● RECORD EXCERPTS
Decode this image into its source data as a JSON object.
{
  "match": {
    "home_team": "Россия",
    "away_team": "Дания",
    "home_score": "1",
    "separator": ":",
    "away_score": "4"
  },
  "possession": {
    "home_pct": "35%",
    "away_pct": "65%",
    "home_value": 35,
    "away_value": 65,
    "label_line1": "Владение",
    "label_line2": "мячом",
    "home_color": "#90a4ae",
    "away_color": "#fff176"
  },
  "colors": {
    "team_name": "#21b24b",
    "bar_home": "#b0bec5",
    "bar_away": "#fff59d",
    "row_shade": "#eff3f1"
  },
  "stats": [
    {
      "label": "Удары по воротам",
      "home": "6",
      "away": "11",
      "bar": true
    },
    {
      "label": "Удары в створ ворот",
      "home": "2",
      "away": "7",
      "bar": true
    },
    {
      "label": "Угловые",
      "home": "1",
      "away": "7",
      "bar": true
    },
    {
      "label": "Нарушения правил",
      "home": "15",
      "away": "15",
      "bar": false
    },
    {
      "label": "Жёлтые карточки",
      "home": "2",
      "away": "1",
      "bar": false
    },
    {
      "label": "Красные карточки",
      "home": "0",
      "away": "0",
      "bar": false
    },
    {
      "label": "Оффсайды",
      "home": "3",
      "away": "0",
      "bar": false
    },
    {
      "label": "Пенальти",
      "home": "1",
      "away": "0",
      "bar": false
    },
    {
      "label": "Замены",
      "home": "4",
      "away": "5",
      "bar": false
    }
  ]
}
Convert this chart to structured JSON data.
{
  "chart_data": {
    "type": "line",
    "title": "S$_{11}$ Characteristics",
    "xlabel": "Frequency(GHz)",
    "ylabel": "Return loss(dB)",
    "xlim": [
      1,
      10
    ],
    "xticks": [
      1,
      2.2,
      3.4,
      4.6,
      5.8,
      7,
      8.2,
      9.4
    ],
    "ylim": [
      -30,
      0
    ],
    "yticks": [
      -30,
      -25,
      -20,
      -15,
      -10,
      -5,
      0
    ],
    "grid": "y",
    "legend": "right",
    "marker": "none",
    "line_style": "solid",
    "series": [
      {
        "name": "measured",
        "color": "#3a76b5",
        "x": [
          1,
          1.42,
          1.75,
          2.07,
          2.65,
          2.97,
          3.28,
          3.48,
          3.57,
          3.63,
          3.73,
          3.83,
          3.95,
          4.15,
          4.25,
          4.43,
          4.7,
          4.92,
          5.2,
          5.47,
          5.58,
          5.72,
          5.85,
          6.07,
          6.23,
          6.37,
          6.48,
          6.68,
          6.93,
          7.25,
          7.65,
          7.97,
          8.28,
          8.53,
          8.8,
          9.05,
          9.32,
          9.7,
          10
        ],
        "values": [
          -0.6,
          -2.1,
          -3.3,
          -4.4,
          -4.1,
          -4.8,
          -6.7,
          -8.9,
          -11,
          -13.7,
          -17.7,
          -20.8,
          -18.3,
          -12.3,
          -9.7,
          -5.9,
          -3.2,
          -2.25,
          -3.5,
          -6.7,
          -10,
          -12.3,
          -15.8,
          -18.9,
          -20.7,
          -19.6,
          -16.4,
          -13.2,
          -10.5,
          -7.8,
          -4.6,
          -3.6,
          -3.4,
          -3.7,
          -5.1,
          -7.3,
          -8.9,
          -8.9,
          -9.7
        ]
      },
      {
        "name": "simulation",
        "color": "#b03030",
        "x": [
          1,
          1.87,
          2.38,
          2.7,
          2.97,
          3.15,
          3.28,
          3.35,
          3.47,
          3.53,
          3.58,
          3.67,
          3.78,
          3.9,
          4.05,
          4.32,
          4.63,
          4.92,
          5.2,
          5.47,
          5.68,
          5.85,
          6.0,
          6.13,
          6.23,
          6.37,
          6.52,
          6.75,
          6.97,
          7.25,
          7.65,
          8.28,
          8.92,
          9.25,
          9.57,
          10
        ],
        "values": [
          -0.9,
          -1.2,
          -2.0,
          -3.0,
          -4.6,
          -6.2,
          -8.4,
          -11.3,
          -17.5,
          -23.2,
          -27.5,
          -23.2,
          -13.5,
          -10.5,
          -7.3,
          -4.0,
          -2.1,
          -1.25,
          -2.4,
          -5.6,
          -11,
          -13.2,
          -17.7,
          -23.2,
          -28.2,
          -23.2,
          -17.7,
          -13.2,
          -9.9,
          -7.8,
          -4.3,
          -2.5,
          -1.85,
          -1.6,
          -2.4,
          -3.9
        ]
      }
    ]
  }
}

● OBJECTIVE
Count the lines that include the word "this" and state the result as a bare number.

● ANSWER TO THE EXERCISE
2